→ Exercise
In the material below, the lines containing the word "username" are required; copy each of them.

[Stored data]
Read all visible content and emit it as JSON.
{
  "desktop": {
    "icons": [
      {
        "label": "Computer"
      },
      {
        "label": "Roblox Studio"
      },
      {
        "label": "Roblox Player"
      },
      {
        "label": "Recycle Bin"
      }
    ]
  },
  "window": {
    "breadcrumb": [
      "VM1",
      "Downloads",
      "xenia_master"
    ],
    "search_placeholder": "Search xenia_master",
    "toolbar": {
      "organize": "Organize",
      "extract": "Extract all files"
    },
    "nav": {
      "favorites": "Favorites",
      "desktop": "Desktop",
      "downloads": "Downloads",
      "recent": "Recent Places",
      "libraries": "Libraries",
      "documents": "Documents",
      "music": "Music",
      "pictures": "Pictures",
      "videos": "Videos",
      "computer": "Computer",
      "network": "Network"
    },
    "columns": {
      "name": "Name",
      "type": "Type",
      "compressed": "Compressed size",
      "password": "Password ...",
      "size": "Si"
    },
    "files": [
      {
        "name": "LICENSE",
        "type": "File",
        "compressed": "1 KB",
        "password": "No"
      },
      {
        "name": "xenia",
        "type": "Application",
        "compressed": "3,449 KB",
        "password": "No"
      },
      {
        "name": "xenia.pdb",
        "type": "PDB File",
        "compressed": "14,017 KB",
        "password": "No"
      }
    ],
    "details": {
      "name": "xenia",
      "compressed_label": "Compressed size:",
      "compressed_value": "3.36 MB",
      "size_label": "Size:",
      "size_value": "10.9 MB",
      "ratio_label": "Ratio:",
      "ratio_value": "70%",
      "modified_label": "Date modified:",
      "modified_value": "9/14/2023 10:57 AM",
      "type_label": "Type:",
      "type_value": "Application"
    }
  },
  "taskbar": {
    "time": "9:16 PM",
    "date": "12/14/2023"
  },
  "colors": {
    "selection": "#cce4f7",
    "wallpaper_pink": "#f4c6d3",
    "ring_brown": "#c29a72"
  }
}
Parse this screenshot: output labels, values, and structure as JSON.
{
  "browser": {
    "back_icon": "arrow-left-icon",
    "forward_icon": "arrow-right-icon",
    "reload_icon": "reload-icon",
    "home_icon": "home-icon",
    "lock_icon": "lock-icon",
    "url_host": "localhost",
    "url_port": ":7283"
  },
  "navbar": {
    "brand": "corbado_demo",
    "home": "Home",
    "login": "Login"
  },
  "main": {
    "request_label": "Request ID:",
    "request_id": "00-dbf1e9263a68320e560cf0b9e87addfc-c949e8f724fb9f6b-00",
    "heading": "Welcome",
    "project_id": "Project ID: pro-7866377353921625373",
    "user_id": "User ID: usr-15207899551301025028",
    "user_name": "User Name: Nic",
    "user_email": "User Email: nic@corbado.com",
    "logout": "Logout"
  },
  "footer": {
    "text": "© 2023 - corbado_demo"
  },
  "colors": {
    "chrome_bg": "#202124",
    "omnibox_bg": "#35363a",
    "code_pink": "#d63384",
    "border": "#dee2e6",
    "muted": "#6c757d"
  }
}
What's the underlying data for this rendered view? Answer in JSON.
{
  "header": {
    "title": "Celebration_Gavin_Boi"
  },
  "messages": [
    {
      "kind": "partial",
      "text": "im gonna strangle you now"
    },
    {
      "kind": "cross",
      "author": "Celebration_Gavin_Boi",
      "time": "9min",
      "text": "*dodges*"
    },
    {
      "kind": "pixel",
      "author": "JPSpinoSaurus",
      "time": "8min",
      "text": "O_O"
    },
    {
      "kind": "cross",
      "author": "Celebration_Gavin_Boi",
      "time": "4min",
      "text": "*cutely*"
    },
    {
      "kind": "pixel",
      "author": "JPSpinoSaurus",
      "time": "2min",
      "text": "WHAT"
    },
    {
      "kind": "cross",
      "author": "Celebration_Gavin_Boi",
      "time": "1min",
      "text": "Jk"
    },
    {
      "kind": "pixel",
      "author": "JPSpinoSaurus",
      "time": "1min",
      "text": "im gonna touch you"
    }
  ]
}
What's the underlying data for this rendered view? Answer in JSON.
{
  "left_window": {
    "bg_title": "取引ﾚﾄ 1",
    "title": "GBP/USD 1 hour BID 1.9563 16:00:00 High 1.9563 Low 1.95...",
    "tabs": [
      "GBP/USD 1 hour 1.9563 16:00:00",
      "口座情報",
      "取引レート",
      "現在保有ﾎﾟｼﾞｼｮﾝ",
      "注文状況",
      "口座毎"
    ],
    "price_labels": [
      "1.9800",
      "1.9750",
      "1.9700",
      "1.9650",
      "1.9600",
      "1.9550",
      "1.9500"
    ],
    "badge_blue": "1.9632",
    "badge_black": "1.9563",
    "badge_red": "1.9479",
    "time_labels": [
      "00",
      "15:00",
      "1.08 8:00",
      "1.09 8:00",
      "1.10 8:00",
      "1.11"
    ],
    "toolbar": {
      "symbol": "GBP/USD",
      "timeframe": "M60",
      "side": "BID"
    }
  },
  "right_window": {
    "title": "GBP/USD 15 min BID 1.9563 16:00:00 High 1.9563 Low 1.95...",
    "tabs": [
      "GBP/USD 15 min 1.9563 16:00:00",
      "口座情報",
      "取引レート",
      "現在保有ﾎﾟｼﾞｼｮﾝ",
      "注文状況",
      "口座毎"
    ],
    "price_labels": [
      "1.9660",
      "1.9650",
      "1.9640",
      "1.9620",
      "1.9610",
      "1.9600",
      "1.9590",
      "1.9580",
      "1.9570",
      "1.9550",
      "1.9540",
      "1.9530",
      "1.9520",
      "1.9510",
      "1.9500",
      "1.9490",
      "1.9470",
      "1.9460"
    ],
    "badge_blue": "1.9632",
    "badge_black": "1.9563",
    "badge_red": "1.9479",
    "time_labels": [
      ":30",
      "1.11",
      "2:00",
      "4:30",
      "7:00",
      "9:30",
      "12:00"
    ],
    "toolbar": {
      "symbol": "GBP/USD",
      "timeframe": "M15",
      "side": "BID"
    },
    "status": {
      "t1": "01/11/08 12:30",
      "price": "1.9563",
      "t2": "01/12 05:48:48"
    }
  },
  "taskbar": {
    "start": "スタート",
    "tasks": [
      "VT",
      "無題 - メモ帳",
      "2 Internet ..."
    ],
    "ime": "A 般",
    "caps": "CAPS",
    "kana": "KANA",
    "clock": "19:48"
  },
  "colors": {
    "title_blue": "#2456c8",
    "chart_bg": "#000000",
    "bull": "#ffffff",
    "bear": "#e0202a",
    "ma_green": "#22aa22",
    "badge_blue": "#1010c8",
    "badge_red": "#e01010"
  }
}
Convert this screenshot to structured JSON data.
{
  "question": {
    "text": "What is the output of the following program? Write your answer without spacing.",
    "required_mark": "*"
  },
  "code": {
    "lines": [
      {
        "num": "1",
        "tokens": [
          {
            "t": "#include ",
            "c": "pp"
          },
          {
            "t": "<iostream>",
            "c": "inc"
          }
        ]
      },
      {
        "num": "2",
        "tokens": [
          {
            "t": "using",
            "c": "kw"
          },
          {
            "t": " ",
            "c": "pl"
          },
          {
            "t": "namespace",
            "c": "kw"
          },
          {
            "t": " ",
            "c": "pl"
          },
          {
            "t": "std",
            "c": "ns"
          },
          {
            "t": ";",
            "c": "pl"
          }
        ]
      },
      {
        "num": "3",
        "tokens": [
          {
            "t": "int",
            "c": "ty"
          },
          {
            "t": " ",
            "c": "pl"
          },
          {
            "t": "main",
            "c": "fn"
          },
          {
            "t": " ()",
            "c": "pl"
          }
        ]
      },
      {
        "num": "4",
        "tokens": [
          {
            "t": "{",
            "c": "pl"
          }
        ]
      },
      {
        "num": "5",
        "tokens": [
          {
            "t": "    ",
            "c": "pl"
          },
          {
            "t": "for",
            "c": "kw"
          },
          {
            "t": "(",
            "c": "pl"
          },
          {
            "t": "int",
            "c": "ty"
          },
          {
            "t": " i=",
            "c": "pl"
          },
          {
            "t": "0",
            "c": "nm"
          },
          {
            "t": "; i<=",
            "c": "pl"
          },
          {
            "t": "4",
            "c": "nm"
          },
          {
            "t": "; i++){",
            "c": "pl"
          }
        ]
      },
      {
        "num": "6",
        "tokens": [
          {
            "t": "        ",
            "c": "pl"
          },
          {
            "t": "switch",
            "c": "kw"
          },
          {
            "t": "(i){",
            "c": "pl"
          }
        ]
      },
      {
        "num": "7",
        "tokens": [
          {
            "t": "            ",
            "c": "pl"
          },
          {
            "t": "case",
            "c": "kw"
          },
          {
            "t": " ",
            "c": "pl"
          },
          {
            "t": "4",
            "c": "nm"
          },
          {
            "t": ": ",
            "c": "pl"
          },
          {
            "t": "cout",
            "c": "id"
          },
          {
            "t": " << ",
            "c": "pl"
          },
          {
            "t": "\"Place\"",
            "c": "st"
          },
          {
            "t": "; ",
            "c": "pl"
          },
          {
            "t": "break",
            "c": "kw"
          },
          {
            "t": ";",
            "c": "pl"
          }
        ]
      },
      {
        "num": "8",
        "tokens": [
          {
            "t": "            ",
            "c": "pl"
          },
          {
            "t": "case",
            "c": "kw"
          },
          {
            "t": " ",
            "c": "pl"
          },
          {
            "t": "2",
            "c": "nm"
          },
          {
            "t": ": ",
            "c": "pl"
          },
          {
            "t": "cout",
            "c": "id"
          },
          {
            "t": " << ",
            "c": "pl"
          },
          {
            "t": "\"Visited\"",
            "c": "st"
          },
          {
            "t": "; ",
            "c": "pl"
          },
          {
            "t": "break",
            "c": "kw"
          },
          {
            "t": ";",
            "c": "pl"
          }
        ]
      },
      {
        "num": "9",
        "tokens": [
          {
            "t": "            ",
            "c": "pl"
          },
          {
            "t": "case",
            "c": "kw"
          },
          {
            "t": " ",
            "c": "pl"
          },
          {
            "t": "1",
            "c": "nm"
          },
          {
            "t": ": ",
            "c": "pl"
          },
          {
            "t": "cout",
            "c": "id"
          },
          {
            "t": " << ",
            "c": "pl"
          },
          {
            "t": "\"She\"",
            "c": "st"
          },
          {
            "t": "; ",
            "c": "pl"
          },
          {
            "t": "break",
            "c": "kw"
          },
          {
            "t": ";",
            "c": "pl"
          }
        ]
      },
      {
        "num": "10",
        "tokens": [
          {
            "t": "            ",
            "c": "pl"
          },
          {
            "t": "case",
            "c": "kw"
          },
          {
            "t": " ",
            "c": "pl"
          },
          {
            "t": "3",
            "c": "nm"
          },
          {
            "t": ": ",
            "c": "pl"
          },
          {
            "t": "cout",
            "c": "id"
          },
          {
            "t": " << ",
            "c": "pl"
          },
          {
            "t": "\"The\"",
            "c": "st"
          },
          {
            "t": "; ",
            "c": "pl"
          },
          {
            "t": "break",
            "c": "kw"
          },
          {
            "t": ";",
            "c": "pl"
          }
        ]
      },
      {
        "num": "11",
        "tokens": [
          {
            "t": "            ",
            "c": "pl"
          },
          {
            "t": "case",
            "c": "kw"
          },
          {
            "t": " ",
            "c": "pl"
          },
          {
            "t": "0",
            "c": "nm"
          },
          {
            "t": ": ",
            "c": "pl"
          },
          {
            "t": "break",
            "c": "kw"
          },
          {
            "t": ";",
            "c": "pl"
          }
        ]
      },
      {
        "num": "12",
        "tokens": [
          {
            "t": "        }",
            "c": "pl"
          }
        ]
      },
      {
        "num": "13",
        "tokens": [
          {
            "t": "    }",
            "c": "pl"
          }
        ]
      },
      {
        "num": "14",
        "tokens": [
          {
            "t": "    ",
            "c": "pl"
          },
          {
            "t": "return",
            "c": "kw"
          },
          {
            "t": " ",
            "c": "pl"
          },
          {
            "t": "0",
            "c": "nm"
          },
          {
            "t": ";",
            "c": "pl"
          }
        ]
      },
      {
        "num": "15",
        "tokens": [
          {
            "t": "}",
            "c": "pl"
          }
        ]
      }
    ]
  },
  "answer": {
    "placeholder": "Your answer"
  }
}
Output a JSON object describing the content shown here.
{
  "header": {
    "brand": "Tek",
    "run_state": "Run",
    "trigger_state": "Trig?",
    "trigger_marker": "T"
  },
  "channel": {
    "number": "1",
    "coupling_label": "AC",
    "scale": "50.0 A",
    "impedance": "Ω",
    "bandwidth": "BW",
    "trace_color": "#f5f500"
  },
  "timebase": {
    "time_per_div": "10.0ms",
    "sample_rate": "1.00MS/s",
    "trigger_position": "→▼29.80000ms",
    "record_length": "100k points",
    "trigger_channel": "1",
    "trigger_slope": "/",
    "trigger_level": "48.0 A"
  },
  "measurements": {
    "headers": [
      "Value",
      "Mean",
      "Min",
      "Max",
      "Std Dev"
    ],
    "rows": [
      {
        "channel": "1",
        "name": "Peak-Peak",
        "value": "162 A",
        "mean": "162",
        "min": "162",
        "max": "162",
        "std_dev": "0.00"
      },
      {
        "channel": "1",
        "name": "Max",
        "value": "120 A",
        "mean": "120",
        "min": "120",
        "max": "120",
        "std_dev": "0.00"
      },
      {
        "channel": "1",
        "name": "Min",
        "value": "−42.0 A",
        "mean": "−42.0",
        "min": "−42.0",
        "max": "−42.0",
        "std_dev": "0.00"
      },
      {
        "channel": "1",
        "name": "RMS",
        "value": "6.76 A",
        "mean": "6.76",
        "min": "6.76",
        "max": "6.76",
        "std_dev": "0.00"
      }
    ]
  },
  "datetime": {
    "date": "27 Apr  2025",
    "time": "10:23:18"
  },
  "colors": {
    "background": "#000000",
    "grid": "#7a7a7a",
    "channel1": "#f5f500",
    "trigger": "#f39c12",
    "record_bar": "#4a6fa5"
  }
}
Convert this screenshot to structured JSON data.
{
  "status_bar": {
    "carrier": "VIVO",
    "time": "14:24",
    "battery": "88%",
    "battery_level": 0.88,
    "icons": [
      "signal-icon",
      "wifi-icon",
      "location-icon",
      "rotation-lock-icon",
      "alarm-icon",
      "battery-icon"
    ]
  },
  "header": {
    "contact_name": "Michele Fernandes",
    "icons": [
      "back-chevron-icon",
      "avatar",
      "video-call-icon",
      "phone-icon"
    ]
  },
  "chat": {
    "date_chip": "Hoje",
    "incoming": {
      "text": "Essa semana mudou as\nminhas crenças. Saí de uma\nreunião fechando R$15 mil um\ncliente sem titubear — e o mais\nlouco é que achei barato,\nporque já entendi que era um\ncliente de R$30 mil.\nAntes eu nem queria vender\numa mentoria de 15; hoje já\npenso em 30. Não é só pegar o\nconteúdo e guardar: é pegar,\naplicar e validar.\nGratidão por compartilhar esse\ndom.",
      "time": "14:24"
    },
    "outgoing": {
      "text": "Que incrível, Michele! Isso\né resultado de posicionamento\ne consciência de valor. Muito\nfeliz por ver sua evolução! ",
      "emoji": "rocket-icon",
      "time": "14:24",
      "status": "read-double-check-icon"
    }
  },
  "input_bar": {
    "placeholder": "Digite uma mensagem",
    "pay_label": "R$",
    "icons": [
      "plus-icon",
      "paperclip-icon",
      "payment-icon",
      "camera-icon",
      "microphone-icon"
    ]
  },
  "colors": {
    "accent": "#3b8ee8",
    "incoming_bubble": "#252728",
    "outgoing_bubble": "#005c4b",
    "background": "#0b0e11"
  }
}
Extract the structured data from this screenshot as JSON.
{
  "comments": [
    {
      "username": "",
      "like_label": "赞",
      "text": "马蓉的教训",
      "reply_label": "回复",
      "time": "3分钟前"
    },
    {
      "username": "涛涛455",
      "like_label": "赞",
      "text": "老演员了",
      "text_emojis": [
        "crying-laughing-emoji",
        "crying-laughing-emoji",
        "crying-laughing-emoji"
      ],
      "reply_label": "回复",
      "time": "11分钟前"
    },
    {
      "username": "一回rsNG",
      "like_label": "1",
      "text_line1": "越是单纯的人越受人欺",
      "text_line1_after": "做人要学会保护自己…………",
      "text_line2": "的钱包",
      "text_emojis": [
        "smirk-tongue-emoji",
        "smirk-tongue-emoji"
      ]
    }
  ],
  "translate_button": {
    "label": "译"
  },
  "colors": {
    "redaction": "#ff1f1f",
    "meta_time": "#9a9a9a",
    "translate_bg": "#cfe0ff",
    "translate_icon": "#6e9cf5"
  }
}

→ Problem solution
      "username": "",
      "username": "涛涛455",
      "username": "一回rsNG",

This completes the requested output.